'''

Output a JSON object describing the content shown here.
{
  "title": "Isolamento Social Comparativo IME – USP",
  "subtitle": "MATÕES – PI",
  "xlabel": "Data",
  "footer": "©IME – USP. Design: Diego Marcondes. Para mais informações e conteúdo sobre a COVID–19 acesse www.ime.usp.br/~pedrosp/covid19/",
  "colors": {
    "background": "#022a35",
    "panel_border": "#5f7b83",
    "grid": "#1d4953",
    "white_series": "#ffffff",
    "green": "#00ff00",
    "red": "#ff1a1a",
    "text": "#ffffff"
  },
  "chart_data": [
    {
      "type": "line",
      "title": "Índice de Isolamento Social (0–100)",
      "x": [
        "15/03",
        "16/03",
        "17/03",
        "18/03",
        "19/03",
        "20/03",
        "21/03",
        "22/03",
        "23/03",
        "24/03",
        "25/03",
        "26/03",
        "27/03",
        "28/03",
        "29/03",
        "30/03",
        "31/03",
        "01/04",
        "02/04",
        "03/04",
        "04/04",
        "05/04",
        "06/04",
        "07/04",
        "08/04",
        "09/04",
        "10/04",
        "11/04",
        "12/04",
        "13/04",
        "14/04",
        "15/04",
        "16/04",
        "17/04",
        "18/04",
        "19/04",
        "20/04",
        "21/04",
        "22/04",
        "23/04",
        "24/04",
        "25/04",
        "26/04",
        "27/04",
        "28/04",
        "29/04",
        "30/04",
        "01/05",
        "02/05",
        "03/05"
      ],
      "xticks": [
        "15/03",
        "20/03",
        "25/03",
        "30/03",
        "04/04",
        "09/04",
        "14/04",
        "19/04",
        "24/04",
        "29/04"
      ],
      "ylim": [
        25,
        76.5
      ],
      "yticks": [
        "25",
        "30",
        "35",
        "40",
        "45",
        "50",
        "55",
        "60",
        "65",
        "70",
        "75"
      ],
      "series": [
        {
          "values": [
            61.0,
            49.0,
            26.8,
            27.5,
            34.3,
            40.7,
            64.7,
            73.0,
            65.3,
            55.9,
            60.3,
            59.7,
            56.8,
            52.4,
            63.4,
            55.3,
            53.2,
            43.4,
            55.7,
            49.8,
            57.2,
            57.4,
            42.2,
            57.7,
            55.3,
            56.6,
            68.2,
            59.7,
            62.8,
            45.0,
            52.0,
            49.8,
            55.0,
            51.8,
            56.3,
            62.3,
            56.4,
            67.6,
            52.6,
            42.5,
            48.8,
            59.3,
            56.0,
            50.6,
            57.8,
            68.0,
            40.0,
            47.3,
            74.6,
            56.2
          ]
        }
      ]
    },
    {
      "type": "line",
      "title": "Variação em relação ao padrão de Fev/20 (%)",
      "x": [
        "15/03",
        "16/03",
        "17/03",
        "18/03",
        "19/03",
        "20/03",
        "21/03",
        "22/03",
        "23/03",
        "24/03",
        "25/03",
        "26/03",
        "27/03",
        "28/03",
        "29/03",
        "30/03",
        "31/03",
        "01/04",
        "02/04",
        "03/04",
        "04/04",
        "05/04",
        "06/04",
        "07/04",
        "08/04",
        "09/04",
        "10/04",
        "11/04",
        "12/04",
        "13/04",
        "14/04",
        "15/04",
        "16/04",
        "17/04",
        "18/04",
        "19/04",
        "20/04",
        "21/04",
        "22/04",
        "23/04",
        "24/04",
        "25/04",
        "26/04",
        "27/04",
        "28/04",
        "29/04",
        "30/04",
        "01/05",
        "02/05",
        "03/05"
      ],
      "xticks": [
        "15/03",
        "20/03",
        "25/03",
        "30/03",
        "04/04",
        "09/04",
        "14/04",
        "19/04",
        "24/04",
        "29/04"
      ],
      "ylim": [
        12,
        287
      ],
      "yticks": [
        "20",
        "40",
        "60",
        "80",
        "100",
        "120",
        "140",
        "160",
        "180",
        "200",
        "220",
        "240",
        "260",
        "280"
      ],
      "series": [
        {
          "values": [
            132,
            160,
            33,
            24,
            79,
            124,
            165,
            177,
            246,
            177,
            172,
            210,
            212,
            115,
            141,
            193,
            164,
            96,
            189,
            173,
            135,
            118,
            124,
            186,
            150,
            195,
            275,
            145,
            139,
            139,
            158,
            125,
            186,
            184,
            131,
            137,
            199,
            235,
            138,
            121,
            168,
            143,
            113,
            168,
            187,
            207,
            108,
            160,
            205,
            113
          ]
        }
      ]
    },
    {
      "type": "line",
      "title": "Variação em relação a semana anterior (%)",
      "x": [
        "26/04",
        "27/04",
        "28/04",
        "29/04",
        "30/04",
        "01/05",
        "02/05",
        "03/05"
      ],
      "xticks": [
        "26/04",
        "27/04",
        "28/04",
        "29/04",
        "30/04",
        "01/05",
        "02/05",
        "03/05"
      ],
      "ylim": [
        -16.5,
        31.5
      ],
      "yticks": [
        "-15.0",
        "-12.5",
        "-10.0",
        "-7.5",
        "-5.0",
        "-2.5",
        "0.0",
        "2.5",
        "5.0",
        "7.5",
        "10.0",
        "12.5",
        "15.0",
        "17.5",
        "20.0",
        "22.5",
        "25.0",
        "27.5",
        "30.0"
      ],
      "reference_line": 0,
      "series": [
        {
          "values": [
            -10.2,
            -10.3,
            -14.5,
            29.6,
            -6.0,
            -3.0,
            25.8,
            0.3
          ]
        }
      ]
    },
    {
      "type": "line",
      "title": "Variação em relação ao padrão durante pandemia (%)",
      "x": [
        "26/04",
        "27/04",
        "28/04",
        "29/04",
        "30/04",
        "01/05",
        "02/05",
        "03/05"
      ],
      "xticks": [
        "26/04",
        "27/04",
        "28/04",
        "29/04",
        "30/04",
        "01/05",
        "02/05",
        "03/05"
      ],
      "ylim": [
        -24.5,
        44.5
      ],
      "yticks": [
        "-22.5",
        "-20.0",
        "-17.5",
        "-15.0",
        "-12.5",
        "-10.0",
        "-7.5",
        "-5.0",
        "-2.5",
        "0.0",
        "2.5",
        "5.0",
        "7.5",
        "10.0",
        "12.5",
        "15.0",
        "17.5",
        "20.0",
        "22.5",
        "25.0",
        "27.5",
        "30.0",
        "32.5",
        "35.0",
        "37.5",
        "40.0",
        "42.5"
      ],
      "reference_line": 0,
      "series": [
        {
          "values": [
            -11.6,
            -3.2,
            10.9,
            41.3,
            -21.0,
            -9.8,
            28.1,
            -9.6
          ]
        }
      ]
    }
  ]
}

'''

■ **Given task**
Word for word, restate all of the data shown above.

■ **Result of the exercise**
Output a JSON object describing the content shown here.
{
  "title": "Isolamento Social Comparativo IME – USP",
  "subtitle": "MATÕES – PI",
  "xlabel": "Data",
  "footer": "©IME – USP. Design: Diego Marcondes. Para mais informações e conteúdo sobre a COVID–19 acesse www.ime.usp.br/~pedrosp/covid19/",
  "colors": {
    "background": "#022a35",
    "panel_border": "#5f7b83",
    "grid": "#1d4953",
    "white_series": "#ffffff",
    "green": "#00ff00",
    "red": "#ff1a1a",
    "text": "#ffffff"
  },
  "chart_data": [
    {
      "type": "line",
      "title": "Índice de Isolamento Social (0–100)",
      "x": [
        "15/03",
        "16/03",
        "17/03",
        "18/03",
        "19/03",
        "20/03",
        "21/03",
        "22/03",
        "23/03",
        "24/03",
        "25/03",
        "26/03",
        "27/03",
        "28/03",
        "29/03",
        "30/03",
        "31/03",
        "01/04",
        "02/04",
        "03/04",
        "04/04",
        "05/04",
        "06/04",
        "07/04",
        "08/04",
        "09/04",
        "10/04",
        "11/04",
        "12/04",
        "13/04",
        "14/04",
        "15/04",
        "16/04",
        "17/04",
        "18/04",
        "19/04",
        "20/04",
        "21/04",
        "22/04",
        "23/04",
        "24/04",
        "25/04",
        "26/04",
        "27/04",
        "28/04",
        "29/04",
        "30/04",
        "01/05",
        "02/05",
        "03/05"
      ],
      "xticks": [
        "15/03",
        "20/03",
        "25/03",
        "30/03",
        "04/04",
        "09/04",
        "14/04",
        "19/04",
        "24/04",
        "29/04"
      ],
      "ylim": [
        25,
        76.5
      ],
      "yticks": [
        "25",
        "30",
        "35",
        "40",
        "45",
        "50",
        "55",
        "60",
        "65",
        "70",
        "75"
      ],
      "series": [
        {
          "values": [
            61.0,
            49.0,
            26.8,
            27.5,
            34.3,
            40.7,
            64.7,
            73.0,
            65.3,
            55.9,
            60.3,
            59.7,
            56.8,
            52.4,
            63.4,
            55.3,
            53.2,
            43.4,
            55.7,
            49.8,
            57.2,
            57.4,
            42.2,
            57.7,
            55.3,
            56.6,
            68.2,
            59.7,
            62.8,
            45.0,
            52.0,
            49.8,
            55.0,
            51.8,
            56.3,
            62.3,
            56.4,
            67.6,
            52.6,
            42.5,
            48.8,
            59.3,
            56.0,
            50.6,
            57.8,
            68.0,
            40.0,
            47.3,
            74.6,
            56.2
          ]
        }
      ]
    },
    {
      "type": "line",
      "title": "Variação em relação ao padrão de Fev/20 (%)",
      "x": [
        "15/03",
        "16/03",
        "17/03",
        "18/03",
        "19/03",
        "20/03",
        "21/03",
        "22/03",
        "23/03",
        "24/03",
        "25/03",
        "26/03",
        "27/03",
        "28/03",
        "29/03",
        "30/03",
        "31/03",
        "01/04",
        "02/04",
        "03/04",
        "04/04",
        "05/04",
        "06/04",
        "07/04",
        "08/04",
        "09/04",
        "10/04",
        "11/04",
        "12/04",
        "13/04",
        "14/04",
        "15/04",
        "16/04",
        "17/04",
        "18/04",
        "19/04",
        "20/04",
        "21/04",
        "22/04",
        "23/04",
        "24/04",
        "25/04",
        "26/04",
        "27/04",
        "28/04",
        "29/04",
        "30/04",
        "01/05",
        "02/05",
        "03/05"
      ],
      "xticks": [
        "15/03",
        "20/03",
        "25/03",
        "30/03",
        "04/04",
        "09/04",
        "14/04",
        "19/04",
        "24/04",
        "29/04"
      ],
      "ylim": [
        12,
        287
      ],
      "yticks": [
        "20",
        "40",
        "60",
        "80",
        "100",
        "120",
        "140",
        "160",
        "180",
        "200",
        "220",
        "240",
        "260",
        "280"
      ],
      "series": [
        {
          "values": [
            132,
            160,
            33,
            24,
            79,
            124,
            165,
            177,
            246,
            177,
            172,
            210,
            212,
            115,
            141,
            193,
            164,
            96,
            189,
            173,
            135,
            118,
            124,
            186,
            150,
            195,
            275,
            145,
            139,
            139,
            158,
            125,
            186,
            184,
            131,
            137,
            199,
            235,
            138,
            121,
            168,
            143,
            113,
            168,
            187,
            207,
            108,
            160,
            205,
            113
          ]
        }
      ]
    },
    {
      "type": "line",
      "title": "Variação em relação a semana anterior (%)",
      "x": [
        "26/04",
        "27/04",
        "28/04",
        "29/04",
        "30/04",
        "01/05",
        "02/05",
        "03/05"
      ],
      "xticks": [
        "26/04",
        "27/04",
        "28/04",
        "29/04",
        "30/04",
        "01/05",
        "02/05",
        "03/05"
      ],
      "ylim": [
        -16.5,
        31.5
      ],
      "yticks": [
        "-15.0",
        "-12.5",
        "-10.0",
        "-7.5",
        "-5.0",
        "-2.5",
        "0.0",
        "2.5",
        "5.0",
        "7.5",
        "10.0",
        "12.5",
        "15.0",
        "17.5",
        "20.0",
        "22.5",
        "25.0",
        "27.5",
        "30.0"
      ],
      "reference_line": 0,
      "series": [
        {
          "values": [
            -10.2,
            -10.3,
            -14.5,
            29.6,
            -6.0,
            -3.0,
            25.8,
            0.3
          ]
        }
      ]
    },
    {
      "type": "line",
      "title": "Variação em relação ao padrão durante pandemia (%)",
      "x": [
        "26/04",
        "27/04",
        "28/04",
        "29/04",
        "30/04",
        "01/05",
        "02/05",
        "03/05"
      ],
      "xticks": [
        "26/04",
        "27/04",
        "28/04",
        "29/04",
        "30/04",
        "01/05",
        "02/05",
        "03/05"
      ],
      "ylim": [
        -24.5,
        44.5
      ],
      "yticks": [
        "-22.5",
        "-20.0",
        "-17.5",
        "-15.0",
        "-12.5",
        "-10.0",
        "-7.5",
        "-5.0",
        "-2.5",
        "0.0",
        "2.5",
        "5.0",
        "7.5",
        "10.0",
        "12.5",
        "15.0",
        "17.5",
        "20.0",
        "22.5",
        "25.0",
        "27.5",
        "30.0",
        "32.5",
        "35.0",
        "37.5",
        "40.0",
        "42.5"
      ],
      "reference_line": 0,
      "series": [
        {
          "values": [
            -11.6,
            -3.2,
            10.9,
            41.3,
            -21.0,
            -9.8,
            28.1,
            -9.6
          ]
        }
      ]
    }
  ]
}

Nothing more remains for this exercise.